#### [Challenge]
Can you transcribe every entry word for word, skipping the images?

#### [Entries from a visual dataset]
────

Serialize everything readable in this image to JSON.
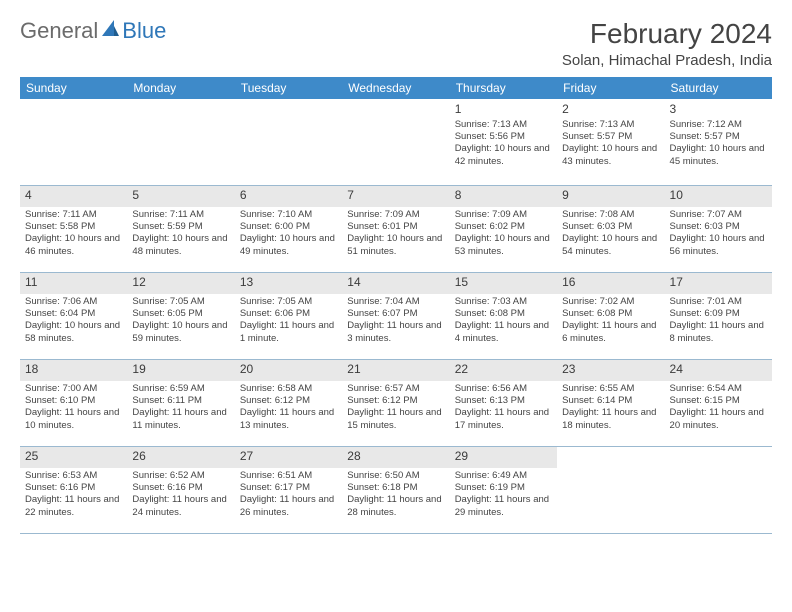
{
  "brand": {
    "part1": "General",
    "part2": "Blue"
  },
  "title": "February 2024",
  "location": "Solan, Himachal Pradesh, India",
  "weekdays": [
    "Sunday",
    "Monday",
    "Tuesday",
    "Wednesday",
    "Thursday",
    "Friday",
    "Saturday"
  ],
  "colors": {
    "header_bg": "#3e8ac9",
    "header_text": "#ffffff",
    "rule": "#9bb9d0",
    "shade": "#e8e8e8",
    "text": "#444444",
    "brand_blue": "#2f77b8"
  },
  "weeks": [
    {
      "shaded": false,
      "days": [
        {
          "n": "",
          "sr": "",
          "ss": "",
          "dl": ""
        },
        {
          "n": "",
          "sr": "",
          "ss": "",
          "dl": ""
        },
        {
          "n": "",
          "sr": "",
          "ss": "",
          "dl": ""
        },
        {
          "n": "",
          "sr": "",
          "ss": "",
          "dl": ""
        },
        {
          "n": "1",
          "sr": "Sunrise: 7:13 AM",
          "ss": "Sunset: 5:56 PM",
          "dl": "Daylight: 10 hours and 42 minutes."
        },
        {
          "n": "2",
          "sr": "Sunrise: 7:13 AM",
          "ss": "Sunset: 5:57 PM",
          "dl": "Daylight: 10 hours and 43 minutes."
        },
        {
          "n": "3",
          "sr": "Sunrise: 7:12 AM",
          "ss": "Sunset: 5:57 PM",
          "dl": "Daylight: 10 hours and 45 minutes."
        }
      ]
    },
    {
      "shaded": true,
      "days": [
        {
          "n": "4",
          "sr": "Sunrise: 7:11 AM",
          "ss": "Sunset: 5:58 PM",
          "dl": "Daylight: 10 hours and 46 minutes."
        },
        {
          "n": "5",
          "sr": "Sunrise: 7:11 AM",
          "ss": "Sunset: 5:59 PM",
          "dl": "Daylight: 10 hours and 48 minutes."
        },
        {
          "n": "6",
          "sr": "Sunrise: 7:10 AM",
          "ss": "Sunset: 6:00 PM",
          "dl": "Daylight: 10 hours and 49 minutes."
        },
        {
          "n": "7",
          "sr": "Sunrise: 7:09 AM",
          "ss": "Sunset: 6:01 PM",
          "dl": "Daylight: 10 hours and 51 minutes."
        },
        {
          "n": "8",
          "sr": "Sunrise: 7:09 AM",
          "ss": "Sunset: 6:02 PM",
          "dl": "Daylight: 10 hours and 53 minutes."
        },
        {
          "n": "9",
          "sr": "Sunrise: 7:08 AM",
          "ss": "Sunset: 6:03 PM",
          "dl": "Daylight: 10 hours and 54 minutes."
        },
        {
          "n": "10",
          "sr": "Sunrise: 7:07 AM",
          "ss": "Sunset: 6:03 PM",
          "dl": "Daylight: 10 hours and 56 minutes."
        }
      ]
    },
    {
      "shaded": true,
      "days": [
        {
          "n": "11",
          "sr": "Sunrise: 7:06 AM",
          "ss": "Sunset: 6:04 PM",
          "dl": "Daylight: 10 hours and 58 minutes."
        },
        {
          "n": "12",
          "sr": "Sunrise: 7:05 AM",
          "ss": "Sunset: 6:05 PM",
          "dl": "Daylight: 10 hours and 59 minutes."
        },
        {
          "n": "13",
          "sr": "Sunrise: 7:05 AM",
          "ss": "Sunset: 6:06 PM",
          "dl": "Daylight: 11 hours and 1 minute."
        },
        {
          "n": "14",
          "sr": "Sunrise: 7:04 AM",
          "ss": "Sunset: 6:07 PM",
          "dl": "Daylight: 11 hours and 3 minutes."
        },
        {
          "n": "15",
          "sr": "Sunrise: 7:03 AM",
          "ss": "Sunset: 6:08 PM",
          "dl": "Daylight: 11 hours and 4 minutes."
        },
        {
          "n": "16",
          "sr": "Sunrise: 7:02 AM",
          "ss": "Sunset: 6:08 PM",
          "dl": "Daylight: 11 hours and 6 minutes."
        },
        {
          "n": "17",
          "sr": "Sunrise: 7:01 AM",
          "ss": "Sunset: 6:09 PM",
          "dl": "Daylight: 11 hours and 8 minutes."
        }
      ]
    },
    {
      "shaded": true,
      "days": [
        {
          "n": "18",
          "sr": "Sunrise: 7:00 AM",
          "ss": "Sunset: 6:10 PM",
          "dl": "Daylight: 11 hours and 10 minutes."
        },
        {
          "n": "19",
          "sr": "Sunrise: 6:59 AM",
          "ss": "Sunset: 6:11 PM",
          "dl": "Daylight: 11 hours and 11 minutes."
        },
        {
          "n": "20",
          "sr": "Sunrise: 6:58 AM",
          "ss": "Sunset: 6:12 PM",
          "dl": "Daylight: 11 hours and 13 minutes."
        },
        {
          "n": "21",
          "sr": "Sunrise: 6:57 AM",
          "ss": "Sunset: 6:12 PM",
          "dl": "Daylight: 11 hours and 15 minutes."
        },
        {
          "n": "22",
          "sr": "Sunrise: 6:56 AM",
          "ss": "Sunset: 6:13 PM",
          "dl": "Daylight: 11 hours and 17 minutes."
        },
        {
          "n": "23",
          "sr": "Sunrise: 6:55 AM",
          "ss": "Sunset: 6:14 PM",
          "dl": "Daylight: 11 hours and 18 minutes."
        },
        {
          "n": "24",
          "sr": "Sunrise: 6:54 AM",
          "ss": "Sunset: 6:15 PM",
          "dl": "Daylight: 11 hours and 20 minutes."
        }
      ]
    },
    {
      "shaded": true,
      "days": [
        {
          "n": "25",
          "sr": "Sunrise: 6:53 AM",
          "ss": "Sunset: 6:16 PM",
          "dl": "Daylight: 11 hours and 22 minutes."
        },
        {
          "n": "26",
          "sr": "Sunrise: 6:52 AM",
          "ss": "Sunset: 6:16 PM",
          "dl": "Daylight: 11 hours and 24 minutes."
        },
        {
          "n": "27",
          "sr": "Sunrise: 6:51 AM",
          "ss": "Sunset: 6:17 PM",
          "dl": "Daylight: 11 hours and 26 minutes."
        },
        {
          "n": "28",
          "sr": "Sunrise: 6:50 AM",
          "ss": "Sunset: 6:18 PM",
          "dl": "Daylight: 11 hours and 28 minutes."
        },
        {
          "n": "29",
          "sr": "Sunrise: 6:49 AM",
          "ss": "Sunset: 6:19 PM",
          "dl": "Daylight: 11 hours and 29 minutes."
        },
        {
          "n": "",
          "sr": "",
          "ss": "",
          "dl": ""
        },
        {
          "n": "",
          "sr": "",
          "ss": "",
          "dl": ""
        }
      ]
    }
  ]
}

────

#### [Correct output]
Serialize everything readable in this image to JSON.
{
  "brand": {
    "part1": "General",
    "part2": "Blue"
  },
  "title": "February 2024",
  "location": "Solan, Himachal Pradesh, India",
  "weekdays": [
    "Sunday",
    "Monday",
    "Tuesday",
    "Wednesday",
    "Thursday",
    "Friday",
    "Saturday"
  ],
  "colors": {
    "header_bg": "#3e8ac9",
    "header_text": "#ffffff",
    "rule": "#9bb9d0",
    "shade": "#e8e8e8",
    "text": "#444444",
    "brand_blue": "#2f77b8"
  },
  "weeks": [
    {
      "shaded": false,
      "days": [
        {
          "n": "",
          "sr": "",
          "ss": "",
          "dl": ""
        },
        {
          "n": "",
          "sr": "",
          "ss": "",
          "dl": ""
        },
        {
          "n": "",
          "sr": "",
          "ss": "",
          "dl": ""
        },
        {
          "n": "",
          "sr": "",
          "ss": "",
          "dl": ""
        },
        {
          "n": "1",
          "sr": "Sunrise: 7:13 AM",
          "ss": "Sunset: 5:56 PM",
          "dl": "Daylight: 10 hours and 42 minutes."
        },
        {
          "n": "2",
          "sr": "Sunrise: 7:13 AM",
          "ss": "Sunset: 5:57 PM",
          "dl": "Daylight: 10 hours and 43 minutes."
        },
        {
          "n": "3",
          "sr": "Sunrise: 7:12 AM",
          "ss": "Sunset: 5:57 PM",
          "dl": "Daylight: 10 hours and 45 minutes."
        }
      ]
    },
    {
      "shaded": true,
      "days": [
        {
          "n": "4",
          "sr": "Sunrise: 7:11 AM",
          "ss": "Sunset: 5:58 PM",
          "dl": "Daylight: 10 hours and 46 minutes."
        },
        {
          "n": "5",
          "sr": "Sunrise: 7:11 AM",
          "ss": "Sunset: 5:59 PM",
          "dl": "Daylight: 10 hours and 48 minutes."
        },
        {
          "n": "6",
          "sr": "Sunrise: 7:10 AM",
          "ss": "Sunset: 6:00 PM",
          "dl": "Daylight: 10 hours and 49 minutes."
        },
        {
          "n": "7",
          "sr": "Sunrise: 7:09 AM",
          "ss": "Sunset: 6:01 PM",
          "dl": "Daylight: 10 hours and 51 minutes."
        },
        {
          "n": "8",
          "sr": "Sunrise: 7:09 AM",
          "ss": "Sunset: 6:02 PM",
          "dl": "Daylight: 10 hours and 53 minutes."
        },
        {
          "n": "9",
          "sr": "Sunrise: 7:08 AM",
          "ss": "Sunset: 6:03 PM",
          "dl": "Daylight: 10 hours and 54 minutes."
        },
        {
          "n": "10",
          "sr": "Sunrise: 7:07 AM",
          "ss": "Sunset: 6:03 PM",
          "dl": "Daylight: 10 hours and 56 minutes."
        }
      ]
    },
    {
      "shaded": true,
      "days": [
        {
          "n": "11",
          "sr": "Sunrise: 7:06 AM",
          "ss": "Sunset: 6:04 PM",
          "dl": "Daylight: 10 hours and 58 minutes."
        },
        {
          "n": "12",
          "sr": "Sunrise: 7:05 AM",
          "ss": "Sunset: 6:05 PM",
          "dl": "Daylight: 10 hours and 59 minutes."
        },
        {
          "n": "13",
          "sr": "Sunrise: 7:05 AM",
          "ss": "Sunset: 6:06 PM",
          "dl": "Daylight: 11 hours and 1 minute."
        },
        {
          "n": "14",
          "sr": "Sunrise: 7:04 AM",
          "ss": "Sunset: 6:07 PM",
          "dl": "Daylight: 11 hours and 3 minutes."
        },
        {
          "n": "15",
          "sr": "Sunrise: 7:03 AM",
          "ss": "Sunset: 6:08 PM",
          "dl": "Daylight: 11 hours and 4 minutes."
        },
        {
          "n": "16",
          "sr": "Sunrise: 7:02 AM",
          "ss": "Sunset: 6:08 PM",
          "dl": "Daylight: 11 hours and 6 minutes."
        },
        {
          "n": "17",
          "sr": "Sunrise: 7:01 AM",
          "ss": "Sunset: 6:09 PM",
          "dl": "Daylight: 11 hours and 8 minutes."
        }
      ]
    },
    {
      "shaded": true,
      "days": [
        {
          "n": "18",
          "sr": "Sunrise: 7:00 AM",
          "ss": "Sunset: 6:10 PM",
          "dl": "Daylight: 11 hours and 10 minutes."
        },
        {
          "n": "19",
          "sr": "Sunrise: 6:59 AM",
          "ss": "Sunset: 6:11 PM",
          "dl": "Daylight: 11 hours and 11 minutes."
        },
        {
          "n": "20",
          "sr": "Sunrise: 6:58 AM",
          "ss": "Sunset: 6:12 PM",
          "dl": "Daylight: 11 hours and 13 minutes."
        },
        {
          "n": "21",
          "sr": "Sunrise: 6:57 AM",
          "ss": "Sunset: 6:12 PM",
          "dl": "Daylight: 11 hours and 15 minutes."
        },
        {
          "n": "22",
          "sr": "Sunrise: 6:56 AM",
          "ss": "Sunset: 6:13 PM",
          "dl": "Daylight: 11 hours and 17 minutes."
        },
        {
          "n": "23",
          "sr": "Sunrise: 6:55 AM",
          "ss": "Sunset: 6:14 PM",
          "dl": "Daylight: 11 hours and 18 minutes."
        },
        {
          "n": "24",
          "sr": "Sunrise: 6:54 AM",
          "ss": "Sunset: 6:15 PM",
          "dl": "Daylight: 11 hours and 20 minutes."
        }
      ]
    },
    {
      "shaded": true,
      "days": [
        {
          "n": "25",
          "sr": "Sunrise: 6:53 AM",
          "ss": "Sunset: 6:16 PM",
          "dl": "Daylight: 11 hours and 22 minutes."
        },
        {
          "n": "26",
          "sr": "Sunrise: 6:52 AM",
          "ss": "Sunset: 6:16 PM",
          "dl": "Daylight: 11 hours and 24 minutes."
        },
        {
          "n": "27",
          "sr": "Sunrise: 6:51 AM",
          "ss": "Sunset: 6:17 PM",
          "dl": "Daylight: 11 hours and 26 minutes."
        },
        {
          "n": "28",
          "sr": "Sunrise: 6:50 AM",
          "ss": "Sunset: 6:18 PM",
          "dl": "Daylight: 11 hours and 28 minutes."
        },
        {
          "n": "29",
          "sr": "Sunrise: 6:49 AM",
          "ss": "Sunset: 6:19 PM",
          "dl": "Daylight: 11 hours and 29 minutes."
        },
        {
          "n": "",
          "sr": "",
          "ss": "",
          "dl": ""
        },
        {
          "n": "",
          "sr": "",
          "ss": "",
          "dl": ""
        }
      ]
    }
  ]
}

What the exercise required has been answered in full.